SHORT PROBLEM:
Reproduce the complete listing without any deviation.

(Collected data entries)
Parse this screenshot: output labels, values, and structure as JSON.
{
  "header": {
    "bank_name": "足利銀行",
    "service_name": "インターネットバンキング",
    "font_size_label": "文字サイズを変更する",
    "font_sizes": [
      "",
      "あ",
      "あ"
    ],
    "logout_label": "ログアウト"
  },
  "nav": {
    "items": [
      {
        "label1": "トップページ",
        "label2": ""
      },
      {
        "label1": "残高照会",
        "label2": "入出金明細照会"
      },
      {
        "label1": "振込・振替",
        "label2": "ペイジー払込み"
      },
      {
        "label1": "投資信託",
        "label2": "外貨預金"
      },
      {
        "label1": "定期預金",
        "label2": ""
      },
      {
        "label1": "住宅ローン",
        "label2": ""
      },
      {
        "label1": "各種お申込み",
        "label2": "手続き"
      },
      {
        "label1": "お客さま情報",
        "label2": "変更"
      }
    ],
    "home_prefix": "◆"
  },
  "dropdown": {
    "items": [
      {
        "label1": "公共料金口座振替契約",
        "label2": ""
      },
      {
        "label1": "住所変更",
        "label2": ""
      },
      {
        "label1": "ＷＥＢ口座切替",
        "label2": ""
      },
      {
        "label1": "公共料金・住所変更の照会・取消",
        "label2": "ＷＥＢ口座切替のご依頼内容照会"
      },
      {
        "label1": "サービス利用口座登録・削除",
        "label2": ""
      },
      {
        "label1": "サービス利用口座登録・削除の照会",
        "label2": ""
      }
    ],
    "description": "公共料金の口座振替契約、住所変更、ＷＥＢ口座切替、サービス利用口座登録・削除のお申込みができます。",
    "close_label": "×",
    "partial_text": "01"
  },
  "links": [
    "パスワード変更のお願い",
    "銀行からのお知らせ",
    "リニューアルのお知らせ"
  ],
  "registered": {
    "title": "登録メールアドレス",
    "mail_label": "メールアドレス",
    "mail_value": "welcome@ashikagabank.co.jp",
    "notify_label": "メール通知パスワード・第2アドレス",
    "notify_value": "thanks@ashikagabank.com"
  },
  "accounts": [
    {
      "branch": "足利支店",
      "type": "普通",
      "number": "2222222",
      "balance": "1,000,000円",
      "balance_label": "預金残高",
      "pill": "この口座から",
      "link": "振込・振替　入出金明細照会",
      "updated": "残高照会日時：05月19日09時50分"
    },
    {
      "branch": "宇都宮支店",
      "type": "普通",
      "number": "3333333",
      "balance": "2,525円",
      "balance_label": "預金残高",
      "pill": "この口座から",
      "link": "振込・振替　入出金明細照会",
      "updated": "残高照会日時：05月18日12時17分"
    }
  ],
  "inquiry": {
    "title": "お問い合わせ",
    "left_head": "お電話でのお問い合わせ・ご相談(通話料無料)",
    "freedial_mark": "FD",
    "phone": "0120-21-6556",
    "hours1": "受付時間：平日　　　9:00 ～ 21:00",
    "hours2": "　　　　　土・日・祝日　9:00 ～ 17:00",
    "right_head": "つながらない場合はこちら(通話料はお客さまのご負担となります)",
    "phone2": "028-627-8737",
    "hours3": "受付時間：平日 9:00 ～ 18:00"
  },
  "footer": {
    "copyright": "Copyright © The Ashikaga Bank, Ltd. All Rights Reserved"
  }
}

RESPONSE TO THIS EXERCISE:
Parse this screenshot: output labels, values, and structure as JSON.
{
  "header": {
    "bank_name": "足利銀行",
    "service_name": "インターネットバンキング",
    "font_size_label": "文字サイズを変更する",
    "font_sizes": [
      "",
      "あ",
      "あ"
    ],
    "logout_label": "ログアウト"
  },
  "nav": {
    "items": [
      {
        "label1": "トップページ",
        "label2": ""
      },
      {
        "label1": "残高照会",
        "label2": "入出金明細照会"
      },
      {
        "label1": "振込・振替",
        "label2": "ペイジー払込み"
      },
      {
        "label1": "投資信託",
        "label2": "外貨預金"
      },
      {
        "label1": "定期預金",
        "label2": ""
      },
      {
        "label1": "住宅ローン",
        "label2": ""
      },
      {
        "label1": "各種お申込み",
        "label2": "手続き"
      },
      {
        "label1": "お客さま情報",
        "label2": "変更"
      }
    ],
    "home_prefix": "◆"
  },
  "dropdown": {
    "items": [
      {
        "label1": "公共料金口座振替契約",
        "label2": ""
      },
      {
        "label1": "住所変更",
        "label2": ""
      },
      {
        "label1": "ＷＥＢ口座切替",
        "label2": ""
      },
      {
        "label1": "公共料金・住所変更の照会・取消",
        "label2": "ＷＥＢ口座切替のご依頼内容照会"
      },
      {
        "label1": "サービス利用口座登録・削除",
        "label2": ""
      },
      {
        "label1": "サービス利用口座登録・削除の照会",
        "label2": ""
      }
    ],
    "description": "公共料金の口座振替契約、住所変更、ＷＥＢ口座切替、サービス利用口座登録・削除のお申込みができます。",
    "close_label": "×",
    "partial_text": "01"
  },
  "links": [
    "パスワード変更のお願い",
    "銀行からのお知らせ",
    "リニューアルのお知らせ"
  ],
  "registered": {
    "title": "登録メールアドレス",
    "mail_label": "メールアドレス",
    "mail_value": "welcome@ashikagabank.co.jp",
    "notify_label": "メール通知パスワード・第2アドレス",
    "notify_value": "thanks@ashikagabank.com"
  },
  "accounts": [
    {
      "branch": "足利支店",
      "type": "普通",
      "number": "2222222",
      "balance": "1,000,000円",
      "balance_label": "預金残高",
      "pill": "この口座から",
      "link": "振込・振替　入出金明細照会",
      "updated": "残高照会日時：05月19日09時50分"
    },
    {
      "branch": "宇都宮支店",
      "type": "普通",
      "number": "3333333",
      "balance": "2,525円",
      "balance_label": "預金残高",
      "pill": "この口座から",
      "link": "振込・振替　入出金明細照会",
      "updated": "残高照会日時：05月18日12時17分"
    }
  ],
  "inquiry": {
    "title": "お問い合わせ",
    "left_head": "お電話でのお問い合わせ・ご相談(通話料無料)",
    "freedial_mark": "FD",
    "phone": "0120-21-6556",
    "hours1": "受付時間：平日　　　9:00 ～ 21:00",
    "hours2": "　　　　　土・日・祝日　9:00 ～ 17:00",
    "right_head": "つながらない場合はこちら(通話料はお客さまのご負担となります)",
    "phone2": "028-627-8737",
    "hours3": "受付時間：平日 9:00 ～ 18:00"
  },
  "footer": {
    "copyright": "Copyright © The Ashikaga Bank, Ltd. All Rights Reserved"
  }
}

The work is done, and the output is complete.